══ 原文 ══

Matlab直方图绘制函数histogram

今天，带来Matlab中绘制直方图的函数histogram，直方图将将数据分割，然后每一块以一个矩形显示并绘图。这种直方图，看起来非常直观，也是数据统计中常用的绘图方法。

本文，主要介绍histogram函数的常见用法、语法说明、向量直方图、指定分割区块（bin）数量、修改直方图的bin数量、指定直方图bin的边界、直方图数据分类绘制、直方图的归一化、多个直方图的绘制、直方图属性的调整、概率分布的确定、直方图的保存与加载等方面的介绍。

下面我们将开始非常详细的 Matlab histogram 函数语法介绍，实例引用，结果展示。首先，我们给出 Matlab 中关于 histogram 函数的帮助文本如下：

>> help histogram
 histogram  Plots a histogram.
    histogram(X) plots a histogram of X. histogram determines the bin edges 
    using an automatic binning algorithm that returns uniform bins of a width 
    that is chosen to cover the range of values in X and reveal the shape 
    of the underlying distribution. 
 
    histogram(X,M), where M is a scalar, uses M bins.
 
    histogram(X,EDGES), where EDGES is a vector, specifies the edges of 
    the bins.
 
    The value X(i) is in the kth bin if EDGES(k) <= X(i) < EDGES(k+1). The 
    last bin will also include the right edge such that it will contain X(i)
    if EDGES(end-1) <= X(i) <= EDGES(end).
 
    histogram(...,'BinWidth',BW) uses bins of width BW. To prevent from 
    accidentally creating too many bins, a limit of 65536 bins can be 
    created when specifying 'BinWidth'. If BW is too small such that more 
    than 65536 bins are needed, histogram uses wider bins instead.
 
    histogram(...,'BinLimits',[BMIN,BMAX]) plots a histogram with only 
    elements in X between BMIN and BMAX inclusive, X(X>=BMIN & X<=BMAX).
 
    histogram(...,'Normalization',NM) specifies the normalization scheme 
    of the histogram values. The normalization scheme affects the scaling 
    of the histogram along the vertical axis (or horizontal axis if 
    Orientation is 'horizontal'). NM can be:
                   'count'   The height of each bar is the number of 
                             observations in each bin, and the sum of the
                             bar heights is NUMEL(X).
             'probability'   The height of each bar is the relative 
                             number of observations (number of observations
                             in bin / total number of observations), and
                             the sum of the bar heights is 1.

═══

任务说明: 请引用原文中从“The value X(i)”开始、到“wider bins instead.”结束的部分，一字不改。

══ 材料数据 ══

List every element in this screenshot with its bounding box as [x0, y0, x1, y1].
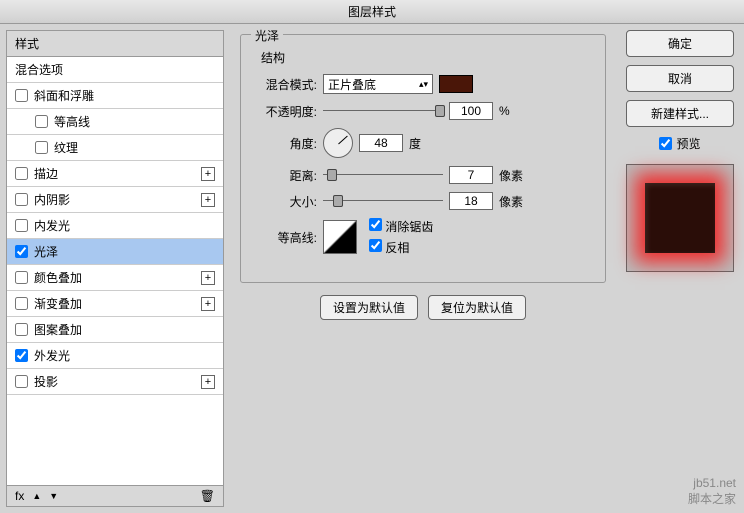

═══

本题答案:
The value X(i) is in the kth bin if EDGES(k) <= X(i) < EDGES(k+1). The 
    last bin will also include the right edge such that it will contain X(i)
    if EDGES(end-1) <= X(i) <= EDGES(end).
 
    histogram(...,'BinWidth',BW) uses bins of width BW. To prevent from 
    accidentally creating too many bins, a limit of 65536 bins can be 
    created when specifying 'BinWidth'. If BW is too small such that more 
    than 65536 bins are needed, histogram uses wider bins instead.